Stored data:

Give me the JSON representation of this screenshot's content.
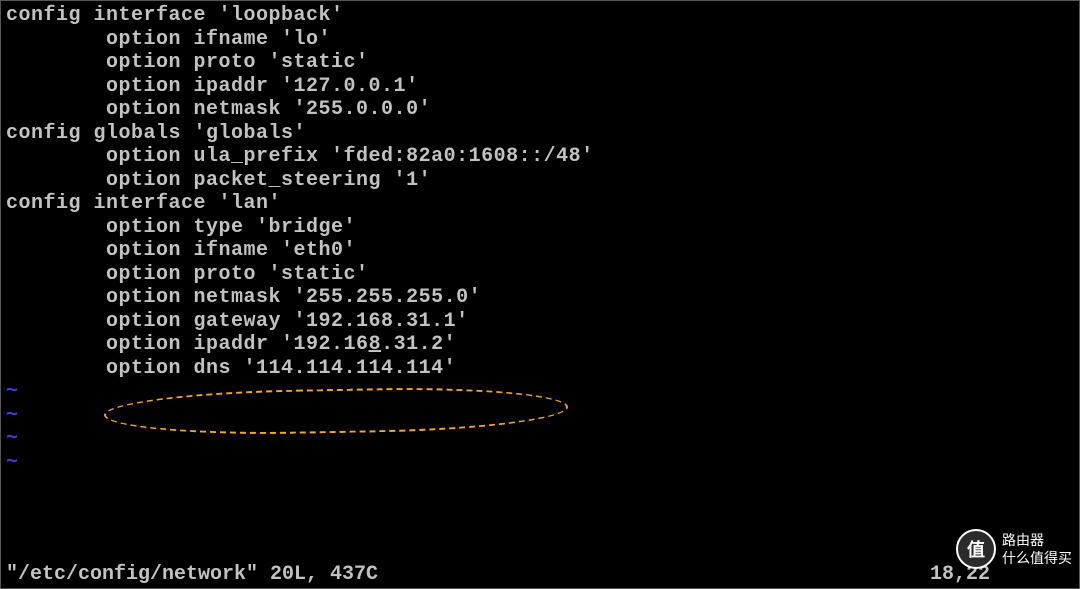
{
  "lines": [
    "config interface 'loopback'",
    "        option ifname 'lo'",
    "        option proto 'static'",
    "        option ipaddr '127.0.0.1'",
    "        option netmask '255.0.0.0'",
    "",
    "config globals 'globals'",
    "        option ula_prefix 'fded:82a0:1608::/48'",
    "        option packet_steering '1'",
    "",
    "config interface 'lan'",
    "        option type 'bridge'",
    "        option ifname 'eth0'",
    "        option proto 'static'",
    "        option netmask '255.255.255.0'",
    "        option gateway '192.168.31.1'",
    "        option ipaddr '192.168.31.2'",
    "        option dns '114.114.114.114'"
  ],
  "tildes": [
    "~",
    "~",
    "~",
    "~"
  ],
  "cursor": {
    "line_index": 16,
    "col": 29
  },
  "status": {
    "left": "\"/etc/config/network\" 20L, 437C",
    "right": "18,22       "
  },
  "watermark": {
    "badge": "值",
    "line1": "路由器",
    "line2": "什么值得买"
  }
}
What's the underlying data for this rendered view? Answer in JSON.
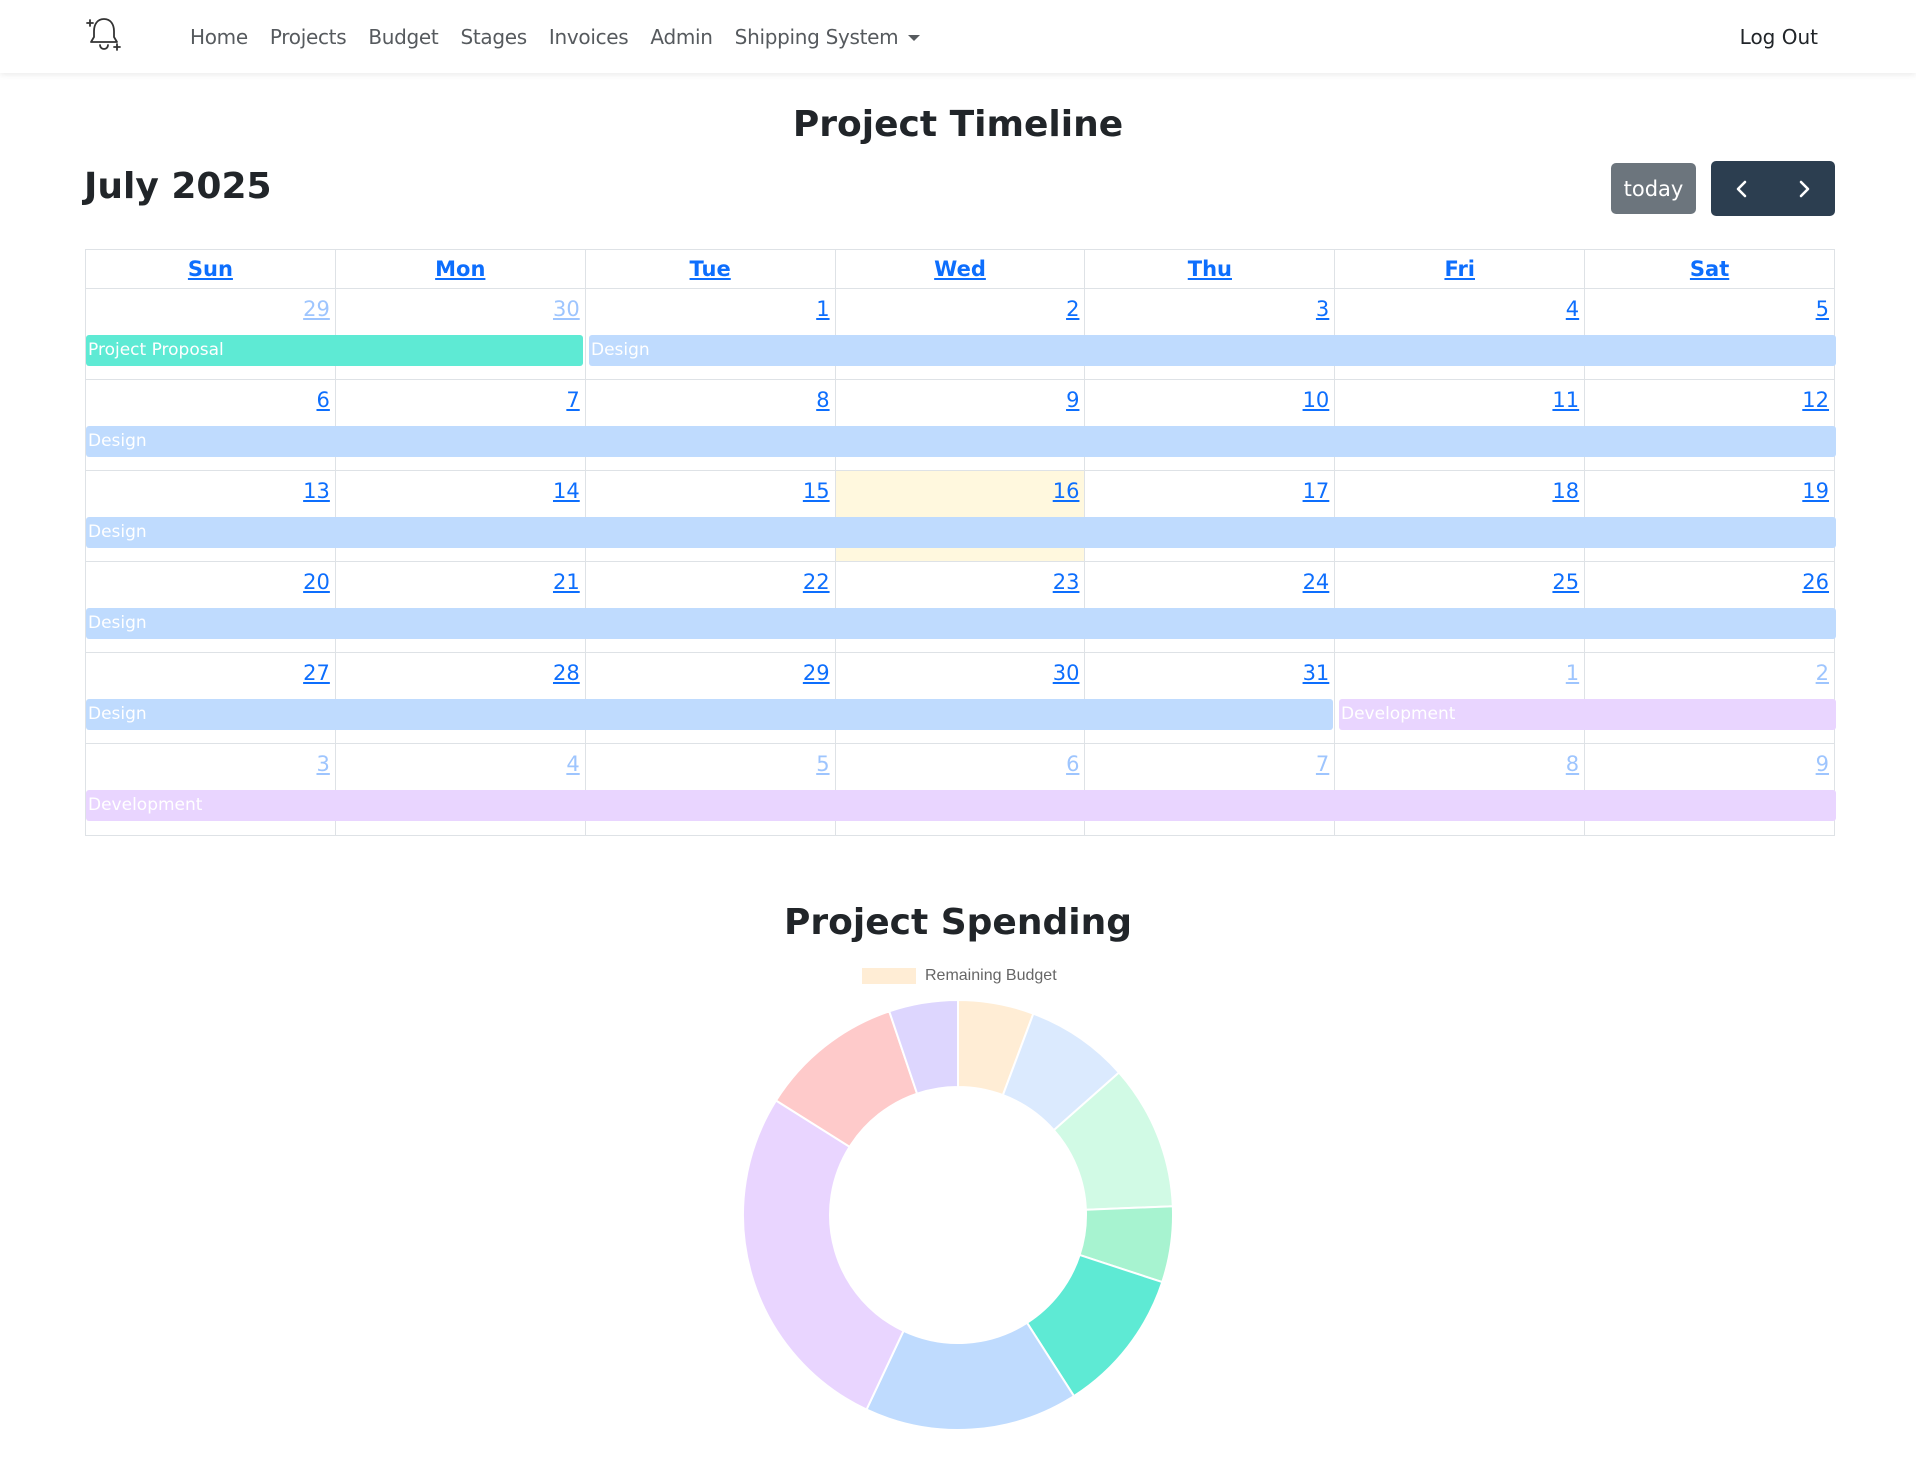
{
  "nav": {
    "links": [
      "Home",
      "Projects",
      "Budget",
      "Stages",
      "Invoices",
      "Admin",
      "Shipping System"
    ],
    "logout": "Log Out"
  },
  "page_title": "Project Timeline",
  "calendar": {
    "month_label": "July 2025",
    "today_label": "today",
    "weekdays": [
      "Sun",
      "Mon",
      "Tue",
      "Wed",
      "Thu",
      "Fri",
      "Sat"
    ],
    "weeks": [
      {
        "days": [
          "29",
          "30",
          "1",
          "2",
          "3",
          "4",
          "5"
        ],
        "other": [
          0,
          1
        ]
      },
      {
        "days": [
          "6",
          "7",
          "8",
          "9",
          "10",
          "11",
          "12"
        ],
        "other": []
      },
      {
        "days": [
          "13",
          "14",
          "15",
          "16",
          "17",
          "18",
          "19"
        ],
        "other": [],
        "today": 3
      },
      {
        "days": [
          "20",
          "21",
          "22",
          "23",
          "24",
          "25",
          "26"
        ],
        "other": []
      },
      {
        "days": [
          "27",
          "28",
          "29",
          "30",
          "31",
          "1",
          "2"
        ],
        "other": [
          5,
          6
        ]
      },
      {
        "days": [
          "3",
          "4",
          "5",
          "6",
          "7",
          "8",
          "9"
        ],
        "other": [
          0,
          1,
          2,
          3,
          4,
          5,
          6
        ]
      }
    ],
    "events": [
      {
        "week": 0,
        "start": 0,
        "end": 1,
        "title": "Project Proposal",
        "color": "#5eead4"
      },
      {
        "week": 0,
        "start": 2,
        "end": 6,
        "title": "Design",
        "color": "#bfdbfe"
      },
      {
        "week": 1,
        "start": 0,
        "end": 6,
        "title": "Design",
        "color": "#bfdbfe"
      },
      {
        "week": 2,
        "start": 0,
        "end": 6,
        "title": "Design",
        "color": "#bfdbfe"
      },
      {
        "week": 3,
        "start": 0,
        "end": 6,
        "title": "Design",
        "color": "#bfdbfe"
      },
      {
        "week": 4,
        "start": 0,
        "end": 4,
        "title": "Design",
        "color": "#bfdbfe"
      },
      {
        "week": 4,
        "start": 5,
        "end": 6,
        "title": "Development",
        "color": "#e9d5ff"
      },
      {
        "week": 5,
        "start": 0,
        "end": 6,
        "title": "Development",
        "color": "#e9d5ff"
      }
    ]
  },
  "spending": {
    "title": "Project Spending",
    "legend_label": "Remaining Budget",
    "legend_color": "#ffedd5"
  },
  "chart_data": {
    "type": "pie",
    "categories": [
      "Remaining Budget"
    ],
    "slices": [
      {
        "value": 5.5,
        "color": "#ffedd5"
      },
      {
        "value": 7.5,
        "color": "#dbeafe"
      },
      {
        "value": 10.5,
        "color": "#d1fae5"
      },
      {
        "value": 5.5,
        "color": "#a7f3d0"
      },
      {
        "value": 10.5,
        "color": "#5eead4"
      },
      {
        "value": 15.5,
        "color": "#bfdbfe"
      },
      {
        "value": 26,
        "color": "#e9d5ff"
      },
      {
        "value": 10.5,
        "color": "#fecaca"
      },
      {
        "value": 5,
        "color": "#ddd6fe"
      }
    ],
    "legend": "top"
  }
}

**REQUIRED WORK:** All records should be output exactly, with the pictures left out.

**FINAL RESULT:**
Give me the JSON representation of this screenshot's content.
{
  "lines": [
    "config interface 'loopback'",
    "        option ifname 'lo'",
    "        option proto 'static'",
    "        option ipaddr '127.0.0.1'",
    "        option netmask '255.0.0.0'",
    "",
    "config globals 'globals'",
    "        option ula_prefix 'fded:82a0:1608::/48'",
    "        option packet_steering '1'",
    "",
    "config interface 'lan'",
    "        option type 'bridge'",
    "        option ifname 'eth0'",
    "        option proto 'static'",
    "        option netmask '255.255.255.0'",
    "        option gateway '192.168.31.1'",
    "        option ipaddr '192.168.31.2'",
    "        option dns '114.114.114.114'"
  ],
  "tildes": [
    "~",
    "~",
    "~",
    "~"
  ],
  "cursor": {
    "line_index": 16,
    "col": 29
  },
  "status": {
    "left": "\"/etc/config/network\" 20L, 437C",
    "right": "18,22       "
  },
  "watermark": {
    "badge": "值",
    "line1": "路由器",
    "line2": "什么值得买"
  }
}
What's the underlying data for this rendered view? Answer in JSON.
{
  "nav": {
    "links": [
      "Home",
      "Projects",
      "Budget",
      "Stages",
      "Invoices",
      "Admin",
      "Shipping System"
    ],
    "logout": "Log Out"
  },
  "page_title": "Project Timeline",
  "calendar": {
    "month_label": "July 2025",
    "today_label": "today",
    "weekdays": [
      "Sun",
      "Mon",
      "Tue",
      "Wed",
      "Thu",
      "Fri",
      "Sat"
    ],
    "weeks": [
      {
        "days": [
          "29",
          "30",
          "1",
          "2",
          "3",
          "4",
          "5"
        ],
        "other": [
          0,
          1
        ]
      },
      {
        "days": [
          "6",
          "7",
          "8",
          "9",
          "10",
          "11",
          "12"
        ],
        "other": []
      },
      {
        "days": [
          "13",
          "14",
          "15",
          "16",
          "17",
          "18",
          "19"
        ],
        "other": [],
        "today": 3
      },
      {
        "days": [
          "20",
          "21",
          "22",
          "23",
          "24",
          "25",
          "26"
        ],
        "other": []
      },
      {
        "days": [
          "27",
          "28",
          "29",
          "30",
          "31",
          "1",
          "2"
        ],
        "other": [
          5,
          6
        ]
      },
      {
        "days": [
          "3",
          "4",
          "5",
          "6",
          "7",
          "8",
          "9"
        ],
        "other": [
          0,
          1,
          2,
          3,
          4,
          5,
          6
        ]
      }
    ],
    "events": [
      {
        "week": 0,
        "start": 0,
        "end": 1,
        "title": "Project Proposal",
        "color": "#5eead4"
      },
      {
        "week": 0,
        "start": 2,
        "end": 6,
        "title": "Design",
        "color": "#bfdbfe"
      },
      {
        "week": 1,
        "start": 0,
        "end": 6,
        "title": "Design",
        "color": "#bfdbfe"
      },
      {
        "week": 2,
        "start": 0,
        "end": 6,
        "title": "Design",
        "color": "#bfdbfe"
      },
      {
        "week": 3,
        "start": 0,
        "end": 6,
        "title": "Design",
        "color": "#bfdbfe"
      },
      {
        "week": 4,
        "start": 0,
        "end": 4,
        "title": "Design",
        "color": "#bfdbfe"
      },
      {
        "week": 4,
        "start": 5,
        "end": 6,
        "title": "Development",
        "color": "#e9d5ff"
      },
      {
        "week": 5,
        "start": 0,
        "end": 6,
        "title": "Development",
        "color": "#e9d5ff"
      }
    ]
  },
  "spending": {
    "title": "Project Spending",
    "legend_label": "Remaining Budget",
    "legend_color": "#ffedd5"
  },
  "chart_data": {
    "type": "pie",
    "categories": [
      "Remaining Budget"
    ],
    "slices": [
      {
        "value": 5.5,
        "color": "#ffedd5"
      },
      {
        "value": 7.5,
        "color": "#dbeafe"
      },
      {
        "value": 10.5,
        "color": "#d1fae5"
      },
      {
        "value": 5.5,
        "color": "#a7f3d0"
      },
      {
        "value": 10.5,
        "color": "#5eead4"
      },
      {
        "value": 15.5,
        "color": "#bfdbfe"
      },
      {
        "value": 26,
        "color": "#e9d5ff"
      },
      {
        "value": 10.5,
        "color": "#fecaca"
      },
      {
        "value": 5,
        "color": "#ddd6fe"
      }
    ],
    "legend": "top"
  }
}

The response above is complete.